--- Start DATA LINES ---
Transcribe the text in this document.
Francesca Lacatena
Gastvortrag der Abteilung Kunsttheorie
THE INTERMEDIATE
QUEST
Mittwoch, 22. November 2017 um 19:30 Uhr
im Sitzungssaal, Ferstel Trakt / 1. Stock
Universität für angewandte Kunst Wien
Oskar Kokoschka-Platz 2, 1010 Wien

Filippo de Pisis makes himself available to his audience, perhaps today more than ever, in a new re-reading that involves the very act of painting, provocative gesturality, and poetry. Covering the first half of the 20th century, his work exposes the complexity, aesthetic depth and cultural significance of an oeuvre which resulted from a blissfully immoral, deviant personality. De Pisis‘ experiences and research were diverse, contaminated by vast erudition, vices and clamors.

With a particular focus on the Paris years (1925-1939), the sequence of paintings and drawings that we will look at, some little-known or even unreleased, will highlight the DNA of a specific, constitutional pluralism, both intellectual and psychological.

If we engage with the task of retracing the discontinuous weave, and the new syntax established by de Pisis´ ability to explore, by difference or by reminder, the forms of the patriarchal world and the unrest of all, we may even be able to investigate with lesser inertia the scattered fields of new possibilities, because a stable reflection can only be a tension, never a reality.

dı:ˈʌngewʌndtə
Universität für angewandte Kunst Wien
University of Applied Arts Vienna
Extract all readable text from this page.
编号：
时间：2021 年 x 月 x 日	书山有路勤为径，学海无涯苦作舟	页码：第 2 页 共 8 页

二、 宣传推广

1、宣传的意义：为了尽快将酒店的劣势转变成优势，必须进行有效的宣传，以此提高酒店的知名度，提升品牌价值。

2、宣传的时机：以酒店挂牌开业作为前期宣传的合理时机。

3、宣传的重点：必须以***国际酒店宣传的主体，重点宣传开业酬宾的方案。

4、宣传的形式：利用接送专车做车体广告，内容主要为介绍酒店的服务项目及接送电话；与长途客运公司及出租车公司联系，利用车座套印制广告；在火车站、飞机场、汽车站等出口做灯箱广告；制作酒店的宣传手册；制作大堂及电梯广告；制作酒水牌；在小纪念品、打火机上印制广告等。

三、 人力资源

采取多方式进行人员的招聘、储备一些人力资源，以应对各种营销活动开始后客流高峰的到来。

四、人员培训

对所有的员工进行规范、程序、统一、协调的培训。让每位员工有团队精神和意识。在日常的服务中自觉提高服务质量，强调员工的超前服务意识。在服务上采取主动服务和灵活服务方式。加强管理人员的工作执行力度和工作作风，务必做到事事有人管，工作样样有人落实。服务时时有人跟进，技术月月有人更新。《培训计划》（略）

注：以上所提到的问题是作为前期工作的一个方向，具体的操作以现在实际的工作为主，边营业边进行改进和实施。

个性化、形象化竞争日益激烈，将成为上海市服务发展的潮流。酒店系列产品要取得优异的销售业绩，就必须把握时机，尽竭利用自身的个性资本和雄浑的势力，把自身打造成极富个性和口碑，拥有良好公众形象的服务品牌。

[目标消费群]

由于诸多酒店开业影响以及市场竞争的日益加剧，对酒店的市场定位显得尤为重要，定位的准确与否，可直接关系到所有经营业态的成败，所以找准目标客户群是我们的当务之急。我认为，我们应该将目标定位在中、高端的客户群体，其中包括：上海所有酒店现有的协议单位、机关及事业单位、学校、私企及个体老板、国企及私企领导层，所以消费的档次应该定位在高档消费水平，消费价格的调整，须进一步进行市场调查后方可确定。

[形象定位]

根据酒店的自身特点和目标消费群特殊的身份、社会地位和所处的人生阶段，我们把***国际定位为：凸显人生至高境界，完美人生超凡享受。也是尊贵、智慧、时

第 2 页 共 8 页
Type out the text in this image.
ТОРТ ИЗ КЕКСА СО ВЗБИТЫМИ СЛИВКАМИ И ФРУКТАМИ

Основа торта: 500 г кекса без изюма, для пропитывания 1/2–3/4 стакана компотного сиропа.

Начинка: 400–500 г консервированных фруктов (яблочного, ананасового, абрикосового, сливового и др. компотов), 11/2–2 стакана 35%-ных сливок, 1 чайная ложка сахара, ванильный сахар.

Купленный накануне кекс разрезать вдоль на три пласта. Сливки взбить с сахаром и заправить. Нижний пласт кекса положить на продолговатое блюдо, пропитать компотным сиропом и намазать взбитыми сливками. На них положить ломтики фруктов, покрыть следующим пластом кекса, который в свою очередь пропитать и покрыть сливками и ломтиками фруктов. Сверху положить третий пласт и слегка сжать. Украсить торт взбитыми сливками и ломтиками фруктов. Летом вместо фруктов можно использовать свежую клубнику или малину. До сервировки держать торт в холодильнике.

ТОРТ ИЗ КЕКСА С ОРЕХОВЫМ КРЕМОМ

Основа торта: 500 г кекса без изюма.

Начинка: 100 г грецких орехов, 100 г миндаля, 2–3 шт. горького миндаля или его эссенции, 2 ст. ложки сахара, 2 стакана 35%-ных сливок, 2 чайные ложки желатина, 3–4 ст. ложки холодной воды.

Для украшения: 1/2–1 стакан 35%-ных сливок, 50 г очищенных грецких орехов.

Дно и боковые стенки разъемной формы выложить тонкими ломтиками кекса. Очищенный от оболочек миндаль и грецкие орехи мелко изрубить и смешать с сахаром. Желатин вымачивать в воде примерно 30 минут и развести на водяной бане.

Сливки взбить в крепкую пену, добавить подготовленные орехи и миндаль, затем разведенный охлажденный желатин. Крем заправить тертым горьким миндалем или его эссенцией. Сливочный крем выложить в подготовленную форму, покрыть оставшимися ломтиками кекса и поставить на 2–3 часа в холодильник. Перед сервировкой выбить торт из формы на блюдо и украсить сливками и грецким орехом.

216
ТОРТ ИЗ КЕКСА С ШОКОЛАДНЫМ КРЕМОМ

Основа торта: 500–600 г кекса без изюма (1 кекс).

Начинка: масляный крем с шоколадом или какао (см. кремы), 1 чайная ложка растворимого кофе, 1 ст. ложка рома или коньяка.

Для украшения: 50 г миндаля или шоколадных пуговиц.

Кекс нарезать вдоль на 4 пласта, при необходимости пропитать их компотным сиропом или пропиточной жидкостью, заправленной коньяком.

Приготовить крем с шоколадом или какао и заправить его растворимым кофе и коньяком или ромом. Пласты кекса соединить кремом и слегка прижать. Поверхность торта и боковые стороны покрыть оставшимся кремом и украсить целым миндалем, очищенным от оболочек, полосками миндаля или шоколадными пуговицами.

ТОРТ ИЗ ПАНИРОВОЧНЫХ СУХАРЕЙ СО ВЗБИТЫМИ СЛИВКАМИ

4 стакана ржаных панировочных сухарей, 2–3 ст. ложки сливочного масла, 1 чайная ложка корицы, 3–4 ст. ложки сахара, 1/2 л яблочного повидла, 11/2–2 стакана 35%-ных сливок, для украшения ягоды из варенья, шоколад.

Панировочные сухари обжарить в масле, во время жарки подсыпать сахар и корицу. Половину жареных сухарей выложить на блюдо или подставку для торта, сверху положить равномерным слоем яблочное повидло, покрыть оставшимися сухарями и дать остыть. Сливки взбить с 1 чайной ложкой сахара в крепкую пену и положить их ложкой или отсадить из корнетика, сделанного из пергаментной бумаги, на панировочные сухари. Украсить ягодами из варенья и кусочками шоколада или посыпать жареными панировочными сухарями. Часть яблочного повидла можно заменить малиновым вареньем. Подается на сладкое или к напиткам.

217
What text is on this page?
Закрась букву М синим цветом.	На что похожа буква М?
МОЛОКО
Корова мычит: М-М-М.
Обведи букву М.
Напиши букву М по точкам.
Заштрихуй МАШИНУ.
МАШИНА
--- End DATA LINES ---
### [THE PROBLEM]
Beginning with the line that contains "What text is on this page?", quote each line exactly through the last line of the entries above, and nothing beyond them.

### [TASK RESPONSE]
What text is on this page?
Закрась букву М синим цветом.	На что похожа буква М?
МОЛОКО
Корова мычит: М-М-М.
Обведи букву М.
Напиши букву М по точкам.
Заштрихуй МАШИНУ.
МАШИНА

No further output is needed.